• Texto proporcionado:

################

P. ¿Son una fatalidad histórica las dos Españas?

R. No, no lo creo. Pienso, más bien, que España ha sido hasta fechas recientes un país muy fragmentado, atravesado por conflictos múltiples. Ahora bien, es cierto que la representación histórica de este país se ha plasmado en una permanente dualidad, como dos visiones no sólo excluyentes, sino antitéticas. Es decir, los intelectuales han reflejado en los siglos XIX y XX la tensión permanente entre las dos Españas. Esa situación se prolonga desde el XIX hasta la época del franquismo, que representa la exasperación de ese enfrentamiento porque el final de la Guerra Civil se vive como la eliminación de una anti-España por la verdadera España.

P. ¿En las primeras décadas del XX esa polarización también obedece al choque entre un país rural y otro urbano?

R. Sin duda. A comienzos del XX se produce un impulso de la modernización, de la secularización, que genera una resistencia brutal de las fuerzas más conservadoras. Son conflictos propios de la modernización que la Iglesia interpreta como una deserción o una apostasía masiva, de la que son culpables los intelectuales. Los obispos ven en la modernidad un ataque al ser de la patria y el discurso católico se radicaliza.

################

• Material extraído:
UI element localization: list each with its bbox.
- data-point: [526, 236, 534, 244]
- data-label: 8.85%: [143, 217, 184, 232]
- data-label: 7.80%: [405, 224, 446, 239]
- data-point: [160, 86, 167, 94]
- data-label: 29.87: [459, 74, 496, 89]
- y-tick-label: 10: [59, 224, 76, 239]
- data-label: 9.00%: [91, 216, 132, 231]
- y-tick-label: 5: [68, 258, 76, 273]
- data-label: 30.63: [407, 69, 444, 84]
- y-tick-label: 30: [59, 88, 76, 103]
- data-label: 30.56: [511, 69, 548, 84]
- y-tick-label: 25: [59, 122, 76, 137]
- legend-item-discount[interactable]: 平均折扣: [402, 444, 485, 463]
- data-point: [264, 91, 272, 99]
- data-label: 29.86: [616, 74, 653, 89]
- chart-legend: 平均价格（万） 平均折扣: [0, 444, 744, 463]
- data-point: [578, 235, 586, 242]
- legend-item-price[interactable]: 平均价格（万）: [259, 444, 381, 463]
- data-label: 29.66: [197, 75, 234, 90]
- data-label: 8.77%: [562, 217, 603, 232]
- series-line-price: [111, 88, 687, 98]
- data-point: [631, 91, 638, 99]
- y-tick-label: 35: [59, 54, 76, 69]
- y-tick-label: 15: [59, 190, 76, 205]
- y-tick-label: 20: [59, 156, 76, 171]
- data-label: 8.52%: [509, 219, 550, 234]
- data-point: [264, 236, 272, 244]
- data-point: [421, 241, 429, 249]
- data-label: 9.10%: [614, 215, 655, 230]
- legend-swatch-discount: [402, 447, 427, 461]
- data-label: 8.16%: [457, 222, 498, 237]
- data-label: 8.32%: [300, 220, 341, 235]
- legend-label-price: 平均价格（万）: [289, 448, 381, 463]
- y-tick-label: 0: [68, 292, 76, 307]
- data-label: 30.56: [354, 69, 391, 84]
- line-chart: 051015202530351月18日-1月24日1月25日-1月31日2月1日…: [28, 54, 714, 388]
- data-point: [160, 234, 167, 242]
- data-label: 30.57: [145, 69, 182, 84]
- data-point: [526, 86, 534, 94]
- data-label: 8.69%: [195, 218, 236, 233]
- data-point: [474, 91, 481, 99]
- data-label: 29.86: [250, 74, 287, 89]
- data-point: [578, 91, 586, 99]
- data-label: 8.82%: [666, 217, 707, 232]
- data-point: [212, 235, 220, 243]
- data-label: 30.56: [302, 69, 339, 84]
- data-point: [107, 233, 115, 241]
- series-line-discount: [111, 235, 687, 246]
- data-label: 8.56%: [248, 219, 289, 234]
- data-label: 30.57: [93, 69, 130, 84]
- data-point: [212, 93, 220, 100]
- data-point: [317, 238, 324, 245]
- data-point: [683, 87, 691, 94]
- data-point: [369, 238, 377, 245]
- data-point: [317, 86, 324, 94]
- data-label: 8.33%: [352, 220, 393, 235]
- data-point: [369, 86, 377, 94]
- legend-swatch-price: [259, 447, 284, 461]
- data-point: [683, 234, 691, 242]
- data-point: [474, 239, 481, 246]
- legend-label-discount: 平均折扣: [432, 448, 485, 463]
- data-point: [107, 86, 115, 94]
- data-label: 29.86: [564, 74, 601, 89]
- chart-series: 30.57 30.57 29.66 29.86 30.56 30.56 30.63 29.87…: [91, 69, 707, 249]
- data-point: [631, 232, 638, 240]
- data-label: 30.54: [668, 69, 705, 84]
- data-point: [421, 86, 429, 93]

################

• Tareas y ejercicios:
(A) Responde a estas preguntas sobre la entrevista acerca de las dos Españas:
(i) ¿Qué época representa la exasperación del enfrentamiento entre las dos Españas?
(ii) ¿Cómo interpreta la Iglesia los conflictos propios de la modernización?
(iii) ¿A quiénes considera la Iglesia culpables de esa situación?
(B) Continúa la entrevista sobre las dos Españas a partir de su última respuesta.

• Respuestas al ejercicio:
(A)
(i) La época del franquismo.
(ii) Como una deserción o una apostasía masiva.
(iii) A los intelectuales.

(B)
P. ¿Puede afirmarse que los intelectuales católicos encarnan el núcleo de la visión conservadora de España?

R. Los católicos resultan determinantes desde comienzos del siglo XIX en la fabricación del mito de España y anti-España. El catolicismo vertebra, más incluso que la institución monárquica, a los conservadores, e introduce el término de cruzada aun antes de la guerra civil como soporte de una estrategia para recuperar el terreno perdido.

P. Y en el campo progresista, ¿representan las corrientes liberales el hilo conductor del pensamiento?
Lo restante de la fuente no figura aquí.